## Task input
※

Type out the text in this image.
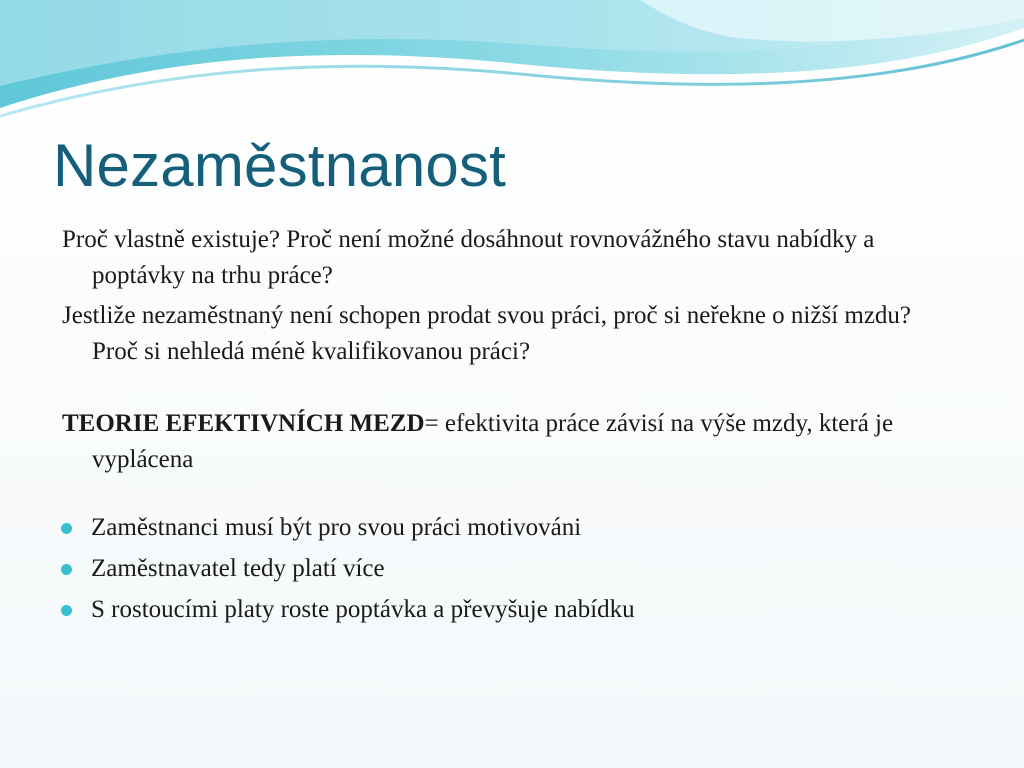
Nezaměstnanost

Proč vlastně existuje? Proč není možné dosáhnout rovnovážného stavu nabídky a poptávky na trhu práce?

Jestliže nezaměstnaný není schopen prodat svou práci, proč si neřekne o nižší mzdu? Proč si nehledá méně kvalifikovanou práci?

TEORIE EFEKTIVNÍCH MEZD= efektivita práce závisí na výše mzdy, která je vyplácena

Zaměstnanci musí být pro svou práci motivováni
Zaměstnavatel tedy platí více
S rostoucími platy roste poptávka a převyšuje nabídku
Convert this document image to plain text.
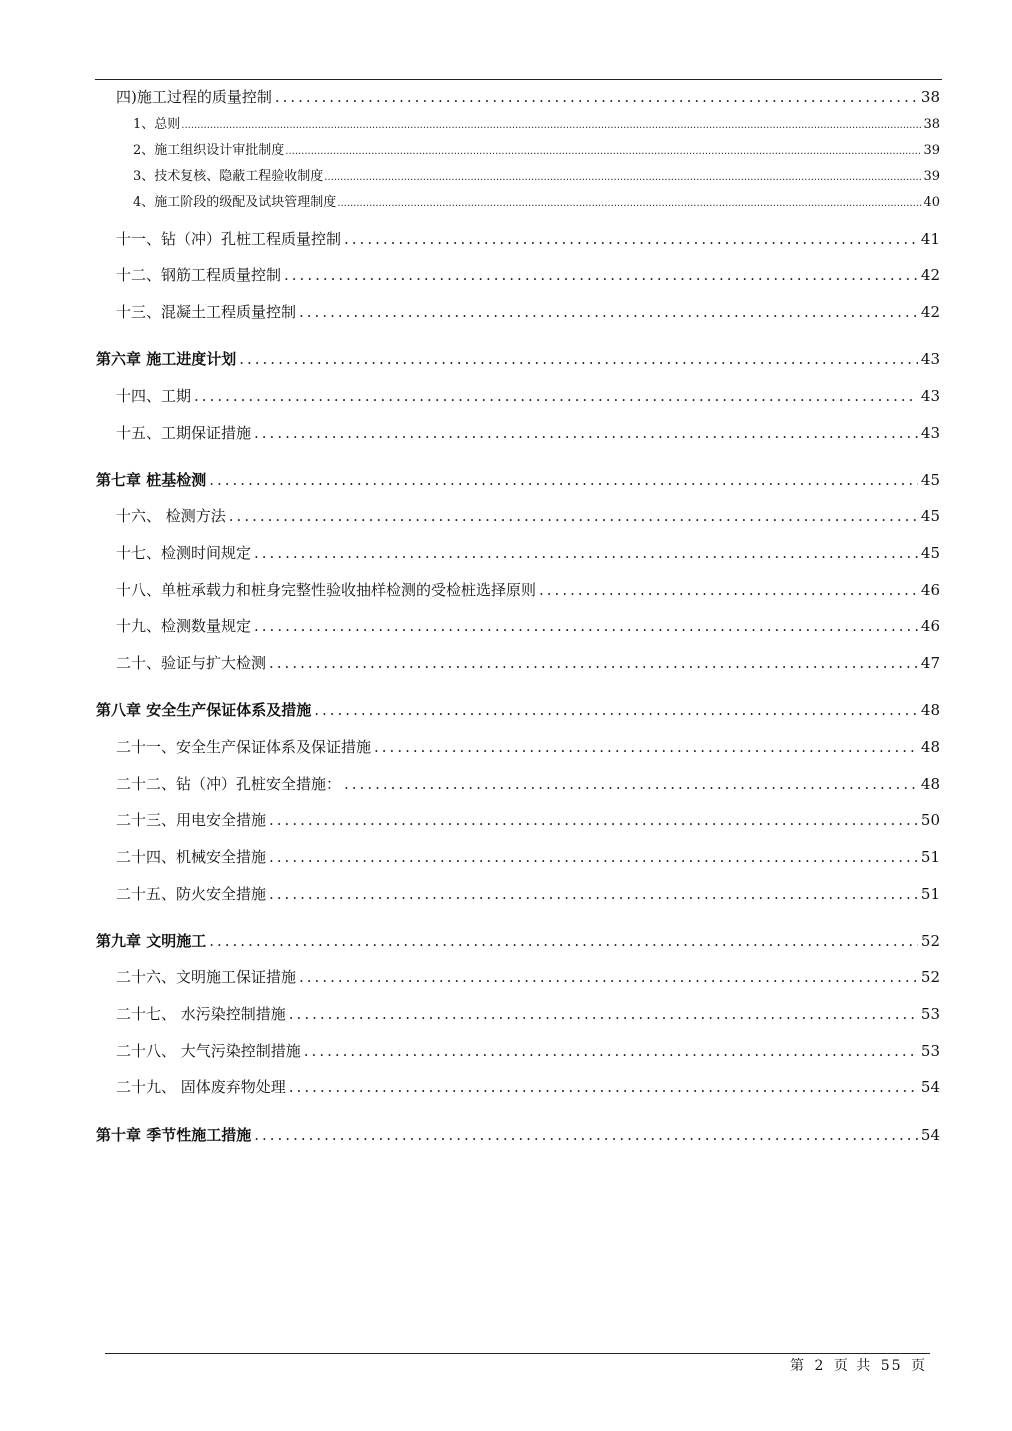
四)施工过程的质量控制 .....	38
1、总则 .....	38
2、施工组织设计审批制度 .....	39
3、技术复核、隐蔽工程验收制度 .....	39
4、施工阶段的级配及试块管理制度 .....	40
十一、钻（冲）孔桩工程质量控制 .....	41
十二、钢筋工程质量控制 .....	42
十三、混凝土工程质量控制 .....	42
第六章 施工进度计划 .....	43
十四、工期 .....	43
十五、工期保证措施 .....	43
第七章 桩基检测 .....	45
十六、 检测方法 .....	45
十七、检测时间规定 .....	45
十八、单桩承载力和桩身完整性验收抽样检测的受检桩选择原则 .....	46
十九、检测数量规定 .....	46
二十、验证与扩大检测 .....	47
第八章 安全生产保证体系及措施 .....	48
二十一、安全生产保证体系及保证措施 .....	48
二十二、钻（冲）孔桩安全措施： .....	48
二十三、用电安全措施 .....	50
二十四、机械安全措施 .....	51
二十五、防火安全措施 .....	51
第九章 文明施工 .....	52
二十六、文明施工保证措施 .....	52
二十七、 水污染控制措施 .....	53
二十八、 大气污染控制措施 .....	53
二十九、 固体废弃物处理 .....	54
第十章 季节性施工措施 .....	54
第 2 页 共 55 页
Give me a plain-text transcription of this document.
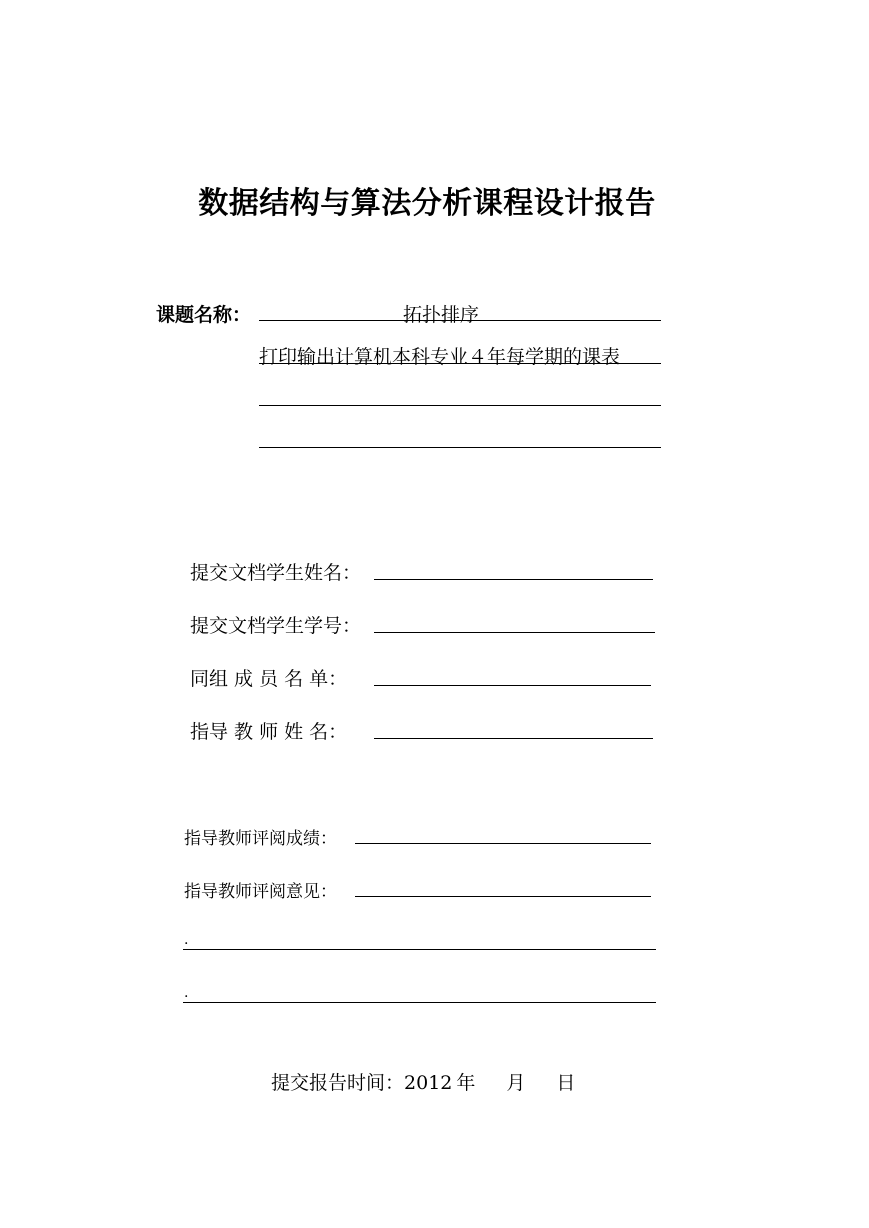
数据结构与算法分析课程设计报告
课题名称：	拓扑排序
打印输出计算机本科专业４年每学期的课表
提交文档学生姓名：
提交文档学生学号：
同组 成 员 名 单：
指导 教 师 姓 名：
指导教师评阅成绩：
指导教师评阅意见：
.
.
提交报告时间：2012 年 月 日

※

## Your goal
Only the number is wanted: how many lines of the material contain the word "práci"?

## Result of this exercise
2